Directive:
Return the lines where the word "verbes" occurs.

Material provided:
···

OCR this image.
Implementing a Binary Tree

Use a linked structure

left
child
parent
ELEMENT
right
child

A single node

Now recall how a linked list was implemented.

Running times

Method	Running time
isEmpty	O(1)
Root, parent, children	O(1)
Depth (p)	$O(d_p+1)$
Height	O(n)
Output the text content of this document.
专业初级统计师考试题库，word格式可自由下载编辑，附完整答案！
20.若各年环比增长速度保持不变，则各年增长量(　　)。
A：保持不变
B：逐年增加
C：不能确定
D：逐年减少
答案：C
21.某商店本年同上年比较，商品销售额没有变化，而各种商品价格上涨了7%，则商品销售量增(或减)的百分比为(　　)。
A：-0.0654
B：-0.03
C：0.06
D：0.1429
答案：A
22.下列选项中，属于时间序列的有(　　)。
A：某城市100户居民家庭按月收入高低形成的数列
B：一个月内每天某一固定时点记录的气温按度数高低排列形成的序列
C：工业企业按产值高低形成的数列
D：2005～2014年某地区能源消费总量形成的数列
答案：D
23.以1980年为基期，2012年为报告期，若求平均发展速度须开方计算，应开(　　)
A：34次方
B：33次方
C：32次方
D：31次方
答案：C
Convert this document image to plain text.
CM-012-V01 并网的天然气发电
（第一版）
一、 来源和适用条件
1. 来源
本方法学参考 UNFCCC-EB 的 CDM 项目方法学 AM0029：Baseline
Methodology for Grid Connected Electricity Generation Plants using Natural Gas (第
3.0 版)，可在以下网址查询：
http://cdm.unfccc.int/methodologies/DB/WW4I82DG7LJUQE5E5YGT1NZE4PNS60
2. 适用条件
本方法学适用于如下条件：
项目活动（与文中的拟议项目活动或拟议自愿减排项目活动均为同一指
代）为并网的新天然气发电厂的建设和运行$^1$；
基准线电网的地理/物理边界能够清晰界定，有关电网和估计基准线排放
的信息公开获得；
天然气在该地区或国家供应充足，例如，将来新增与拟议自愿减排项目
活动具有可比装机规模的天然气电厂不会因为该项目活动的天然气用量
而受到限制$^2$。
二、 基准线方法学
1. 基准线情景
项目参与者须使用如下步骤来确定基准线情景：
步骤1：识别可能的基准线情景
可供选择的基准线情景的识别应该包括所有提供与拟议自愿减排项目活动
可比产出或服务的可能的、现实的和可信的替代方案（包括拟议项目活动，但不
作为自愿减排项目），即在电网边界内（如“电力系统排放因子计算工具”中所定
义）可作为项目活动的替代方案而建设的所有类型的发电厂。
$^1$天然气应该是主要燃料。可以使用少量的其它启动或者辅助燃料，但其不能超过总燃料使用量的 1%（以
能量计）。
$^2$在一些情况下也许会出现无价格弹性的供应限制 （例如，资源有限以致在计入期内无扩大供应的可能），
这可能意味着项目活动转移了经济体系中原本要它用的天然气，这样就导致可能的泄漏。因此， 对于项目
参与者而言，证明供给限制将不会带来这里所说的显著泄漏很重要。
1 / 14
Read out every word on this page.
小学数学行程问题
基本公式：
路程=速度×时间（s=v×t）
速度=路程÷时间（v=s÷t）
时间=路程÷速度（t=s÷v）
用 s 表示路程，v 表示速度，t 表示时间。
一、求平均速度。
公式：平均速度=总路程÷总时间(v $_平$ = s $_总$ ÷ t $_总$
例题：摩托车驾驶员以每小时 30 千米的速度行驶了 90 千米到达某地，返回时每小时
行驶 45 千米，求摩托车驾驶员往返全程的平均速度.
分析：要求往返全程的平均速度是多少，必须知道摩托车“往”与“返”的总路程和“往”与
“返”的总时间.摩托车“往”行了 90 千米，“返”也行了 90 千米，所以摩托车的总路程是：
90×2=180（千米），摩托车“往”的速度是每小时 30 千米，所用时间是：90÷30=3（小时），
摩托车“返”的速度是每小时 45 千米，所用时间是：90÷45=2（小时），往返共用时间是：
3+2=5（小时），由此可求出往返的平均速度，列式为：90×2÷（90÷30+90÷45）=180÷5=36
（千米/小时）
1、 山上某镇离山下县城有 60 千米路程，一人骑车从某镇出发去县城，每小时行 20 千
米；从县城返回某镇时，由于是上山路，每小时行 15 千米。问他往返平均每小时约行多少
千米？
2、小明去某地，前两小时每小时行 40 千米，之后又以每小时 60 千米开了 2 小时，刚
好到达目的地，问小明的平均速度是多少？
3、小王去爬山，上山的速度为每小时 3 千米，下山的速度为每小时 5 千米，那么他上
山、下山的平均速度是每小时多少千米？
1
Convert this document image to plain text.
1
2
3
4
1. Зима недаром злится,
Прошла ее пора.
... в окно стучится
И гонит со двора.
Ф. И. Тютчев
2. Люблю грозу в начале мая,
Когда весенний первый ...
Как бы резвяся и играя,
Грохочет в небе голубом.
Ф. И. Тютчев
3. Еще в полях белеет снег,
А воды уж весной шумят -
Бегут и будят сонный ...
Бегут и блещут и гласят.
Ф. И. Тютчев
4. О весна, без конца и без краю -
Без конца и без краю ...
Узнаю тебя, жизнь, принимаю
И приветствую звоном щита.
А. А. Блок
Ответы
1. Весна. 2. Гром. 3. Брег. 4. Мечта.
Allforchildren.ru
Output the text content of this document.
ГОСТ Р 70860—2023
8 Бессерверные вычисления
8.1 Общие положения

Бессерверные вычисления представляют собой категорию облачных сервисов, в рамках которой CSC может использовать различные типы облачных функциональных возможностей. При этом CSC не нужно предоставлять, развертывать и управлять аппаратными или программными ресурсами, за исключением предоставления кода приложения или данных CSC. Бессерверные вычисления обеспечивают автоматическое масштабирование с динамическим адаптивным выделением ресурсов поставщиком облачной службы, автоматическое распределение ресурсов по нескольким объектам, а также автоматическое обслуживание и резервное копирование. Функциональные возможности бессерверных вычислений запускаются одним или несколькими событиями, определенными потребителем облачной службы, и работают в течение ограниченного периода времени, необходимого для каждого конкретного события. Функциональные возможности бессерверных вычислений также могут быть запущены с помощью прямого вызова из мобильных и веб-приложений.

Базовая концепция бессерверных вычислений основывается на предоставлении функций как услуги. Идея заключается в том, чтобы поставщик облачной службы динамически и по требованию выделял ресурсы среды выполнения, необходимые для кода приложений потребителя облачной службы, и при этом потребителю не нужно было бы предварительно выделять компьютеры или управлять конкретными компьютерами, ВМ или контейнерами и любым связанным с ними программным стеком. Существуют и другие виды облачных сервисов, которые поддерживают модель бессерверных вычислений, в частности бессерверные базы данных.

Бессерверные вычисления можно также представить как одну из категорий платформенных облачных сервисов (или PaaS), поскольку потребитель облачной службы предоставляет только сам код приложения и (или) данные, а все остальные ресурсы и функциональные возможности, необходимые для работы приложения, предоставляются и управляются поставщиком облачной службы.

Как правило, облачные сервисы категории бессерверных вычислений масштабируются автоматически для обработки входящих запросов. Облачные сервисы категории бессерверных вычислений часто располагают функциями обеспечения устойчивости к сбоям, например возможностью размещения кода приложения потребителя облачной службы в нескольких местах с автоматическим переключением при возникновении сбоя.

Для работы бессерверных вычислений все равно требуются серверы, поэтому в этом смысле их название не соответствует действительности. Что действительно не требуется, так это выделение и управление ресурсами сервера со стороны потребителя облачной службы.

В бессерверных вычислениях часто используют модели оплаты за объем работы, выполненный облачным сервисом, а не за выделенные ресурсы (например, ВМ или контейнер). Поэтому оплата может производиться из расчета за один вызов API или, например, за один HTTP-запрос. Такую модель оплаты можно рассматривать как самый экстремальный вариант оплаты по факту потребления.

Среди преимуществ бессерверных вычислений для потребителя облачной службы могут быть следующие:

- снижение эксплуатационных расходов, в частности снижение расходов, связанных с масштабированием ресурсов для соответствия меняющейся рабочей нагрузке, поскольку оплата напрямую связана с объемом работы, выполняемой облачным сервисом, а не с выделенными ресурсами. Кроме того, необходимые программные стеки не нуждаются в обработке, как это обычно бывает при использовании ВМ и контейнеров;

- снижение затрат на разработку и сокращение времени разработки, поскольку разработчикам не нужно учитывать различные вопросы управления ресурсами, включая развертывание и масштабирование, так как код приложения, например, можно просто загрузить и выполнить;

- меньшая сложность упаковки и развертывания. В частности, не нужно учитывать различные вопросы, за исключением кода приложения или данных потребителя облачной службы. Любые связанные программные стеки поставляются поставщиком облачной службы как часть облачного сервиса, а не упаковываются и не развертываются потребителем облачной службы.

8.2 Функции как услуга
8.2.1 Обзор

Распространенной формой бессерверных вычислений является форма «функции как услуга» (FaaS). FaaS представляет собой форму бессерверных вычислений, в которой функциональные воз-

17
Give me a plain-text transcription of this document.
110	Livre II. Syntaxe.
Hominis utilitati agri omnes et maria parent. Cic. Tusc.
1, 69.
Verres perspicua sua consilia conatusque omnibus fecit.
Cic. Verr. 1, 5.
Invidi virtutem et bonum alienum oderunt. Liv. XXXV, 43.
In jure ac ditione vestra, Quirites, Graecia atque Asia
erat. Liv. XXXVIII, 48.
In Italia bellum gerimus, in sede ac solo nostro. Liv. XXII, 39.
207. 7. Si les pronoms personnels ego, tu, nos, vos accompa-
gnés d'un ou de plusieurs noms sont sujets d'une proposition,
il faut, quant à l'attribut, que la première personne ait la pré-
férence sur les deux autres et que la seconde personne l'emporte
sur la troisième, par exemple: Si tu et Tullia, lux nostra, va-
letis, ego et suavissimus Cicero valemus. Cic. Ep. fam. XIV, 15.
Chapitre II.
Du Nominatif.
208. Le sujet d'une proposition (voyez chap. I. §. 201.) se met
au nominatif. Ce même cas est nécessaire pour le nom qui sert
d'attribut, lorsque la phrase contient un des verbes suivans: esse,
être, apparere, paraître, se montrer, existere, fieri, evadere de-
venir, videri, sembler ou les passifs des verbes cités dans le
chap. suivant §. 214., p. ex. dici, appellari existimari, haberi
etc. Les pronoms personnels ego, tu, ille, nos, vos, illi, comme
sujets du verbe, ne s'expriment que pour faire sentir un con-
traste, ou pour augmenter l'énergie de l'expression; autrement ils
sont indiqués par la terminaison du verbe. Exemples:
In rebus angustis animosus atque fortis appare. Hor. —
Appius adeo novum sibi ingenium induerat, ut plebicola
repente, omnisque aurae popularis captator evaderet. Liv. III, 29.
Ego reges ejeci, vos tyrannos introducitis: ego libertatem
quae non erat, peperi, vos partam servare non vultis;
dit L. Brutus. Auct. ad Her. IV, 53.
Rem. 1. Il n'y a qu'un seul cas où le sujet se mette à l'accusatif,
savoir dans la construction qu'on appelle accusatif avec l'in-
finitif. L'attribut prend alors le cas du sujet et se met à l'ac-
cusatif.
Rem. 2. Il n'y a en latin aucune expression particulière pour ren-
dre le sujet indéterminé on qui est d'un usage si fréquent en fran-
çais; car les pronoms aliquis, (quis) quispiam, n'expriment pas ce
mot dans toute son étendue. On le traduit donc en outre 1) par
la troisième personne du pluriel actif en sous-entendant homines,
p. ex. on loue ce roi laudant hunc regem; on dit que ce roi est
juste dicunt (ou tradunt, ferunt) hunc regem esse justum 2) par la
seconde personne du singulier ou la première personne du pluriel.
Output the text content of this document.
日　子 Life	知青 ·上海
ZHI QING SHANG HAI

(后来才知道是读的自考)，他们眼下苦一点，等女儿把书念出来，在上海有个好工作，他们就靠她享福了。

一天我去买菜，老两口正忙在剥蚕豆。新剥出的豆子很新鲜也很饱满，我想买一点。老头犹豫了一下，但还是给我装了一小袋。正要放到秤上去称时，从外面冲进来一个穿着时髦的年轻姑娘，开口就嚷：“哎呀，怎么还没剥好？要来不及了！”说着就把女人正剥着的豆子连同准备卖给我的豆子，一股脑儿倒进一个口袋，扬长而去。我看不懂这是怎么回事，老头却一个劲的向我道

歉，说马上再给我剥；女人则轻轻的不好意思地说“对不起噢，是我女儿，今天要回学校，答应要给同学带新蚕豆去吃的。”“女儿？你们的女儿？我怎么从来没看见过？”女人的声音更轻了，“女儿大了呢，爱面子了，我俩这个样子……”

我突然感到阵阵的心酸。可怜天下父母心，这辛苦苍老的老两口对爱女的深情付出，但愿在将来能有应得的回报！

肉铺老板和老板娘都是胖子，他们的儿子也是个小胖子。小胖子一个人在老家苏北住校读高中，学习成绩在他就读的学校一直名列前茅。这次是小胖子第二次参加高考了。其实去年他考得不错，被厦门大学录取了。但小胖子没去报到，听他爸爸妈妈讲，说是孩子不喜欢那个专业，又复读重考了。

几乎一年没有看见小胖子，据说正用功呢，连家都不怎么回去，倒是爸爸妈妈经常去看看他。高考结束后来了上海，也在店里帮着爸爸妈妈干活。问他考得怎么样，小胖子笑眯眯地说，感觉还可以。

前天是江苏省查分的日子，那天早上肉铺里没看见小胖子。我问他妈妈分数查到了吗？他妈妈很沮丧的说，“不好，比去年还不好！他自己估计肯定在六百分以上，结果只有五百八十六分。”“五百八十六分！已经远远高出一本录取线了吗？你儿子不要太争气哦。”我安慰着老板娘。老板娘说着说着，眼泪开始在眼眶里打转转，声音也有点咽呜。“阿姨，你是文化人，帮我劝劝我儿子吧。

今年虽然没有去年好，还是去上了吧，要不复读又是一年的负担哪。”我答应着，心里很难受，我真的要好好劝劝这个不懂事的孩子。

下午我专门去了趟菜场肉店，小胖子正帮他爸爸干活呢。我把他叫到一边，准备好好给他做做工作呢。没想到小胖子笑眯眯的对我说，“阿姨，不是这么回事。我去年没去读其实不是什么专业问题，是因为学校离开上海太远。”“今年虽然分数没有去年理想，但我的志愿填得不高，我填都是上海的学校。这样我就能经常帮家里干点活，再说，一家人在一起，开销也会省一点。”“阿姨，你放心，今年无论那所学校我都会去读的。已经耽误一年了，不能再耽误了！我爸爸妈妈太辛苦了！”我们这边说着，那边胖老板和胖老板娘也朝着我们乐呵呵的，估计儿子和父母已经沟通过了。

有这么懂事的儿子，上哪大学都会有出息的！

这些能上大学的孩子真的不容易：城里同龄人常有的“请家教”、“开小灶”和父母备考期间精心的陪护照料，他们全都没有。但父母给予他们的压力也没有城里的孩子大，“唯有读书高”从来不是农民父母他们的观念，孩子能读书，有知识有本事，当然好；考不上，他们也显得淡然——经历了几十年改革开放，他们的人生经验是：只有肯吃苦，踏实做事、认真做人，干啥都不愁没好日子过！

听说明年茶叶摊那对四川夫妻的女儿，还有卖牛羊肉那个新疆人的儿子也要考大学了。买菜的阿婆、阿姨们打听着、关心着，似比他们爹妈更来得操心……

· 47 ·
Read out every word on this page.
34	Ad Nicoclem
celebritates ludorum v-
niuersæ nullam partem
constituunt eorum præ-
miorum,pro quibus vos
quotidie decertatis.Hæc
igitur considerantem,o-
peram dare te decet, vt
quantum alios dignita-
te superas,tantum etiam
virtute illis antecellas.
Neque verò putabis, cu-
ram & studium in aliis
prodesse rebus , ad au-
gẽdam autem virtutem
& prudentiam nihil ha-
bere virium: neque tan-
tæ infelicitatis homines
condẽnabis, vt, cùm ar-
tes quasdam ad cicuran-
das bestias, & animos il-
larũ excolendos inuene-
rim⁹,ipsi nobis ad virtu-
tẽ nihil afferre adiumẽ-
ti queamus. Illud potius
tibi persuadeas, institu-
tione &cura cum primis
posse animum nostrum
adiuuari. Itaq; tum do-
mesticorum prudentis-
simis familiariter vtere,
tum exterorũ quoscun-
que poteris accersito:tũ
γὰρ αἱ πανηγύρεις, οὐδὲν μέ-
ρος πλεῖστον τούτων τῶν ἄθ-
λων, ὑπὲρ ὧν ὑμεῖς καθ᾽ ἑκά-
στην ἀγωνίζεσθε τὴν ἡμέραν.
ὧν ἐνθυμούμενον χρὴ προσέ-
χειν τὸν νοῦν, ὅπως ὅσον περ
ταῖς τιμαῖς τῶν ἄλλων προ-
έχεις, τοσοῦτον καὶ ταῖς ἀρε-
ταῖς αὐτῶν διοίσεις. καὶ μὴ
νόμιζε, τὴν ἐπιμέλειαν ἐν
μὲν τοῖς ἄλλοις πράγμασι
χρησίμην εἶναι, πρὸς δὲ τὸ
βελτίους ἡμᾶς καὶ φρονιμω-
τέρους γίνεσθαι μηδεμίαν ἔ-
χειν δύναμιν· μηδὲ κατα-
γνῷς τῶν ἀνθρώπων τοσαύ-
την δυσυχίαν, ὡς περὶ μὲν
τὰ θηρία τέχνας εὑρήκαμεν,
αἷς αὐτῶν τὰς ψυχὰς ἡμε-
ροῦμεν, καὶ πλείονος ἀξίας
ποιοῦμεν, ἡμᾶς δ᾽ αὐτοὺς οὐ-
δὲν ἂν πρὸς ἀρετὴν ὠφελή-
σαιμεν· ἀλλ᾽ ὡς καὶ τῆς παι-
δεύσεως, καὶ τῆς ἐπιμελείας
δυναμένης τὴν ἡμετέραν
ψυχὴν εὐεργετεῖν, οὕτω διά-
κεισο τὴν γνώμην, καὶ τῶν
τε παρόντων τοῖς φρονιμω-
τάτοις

···

Reply:
d'attribut, lorsque la phrase contient un des verbes suivans: esse,
venir, videri, sembler ou les passifs des verbes cités dans le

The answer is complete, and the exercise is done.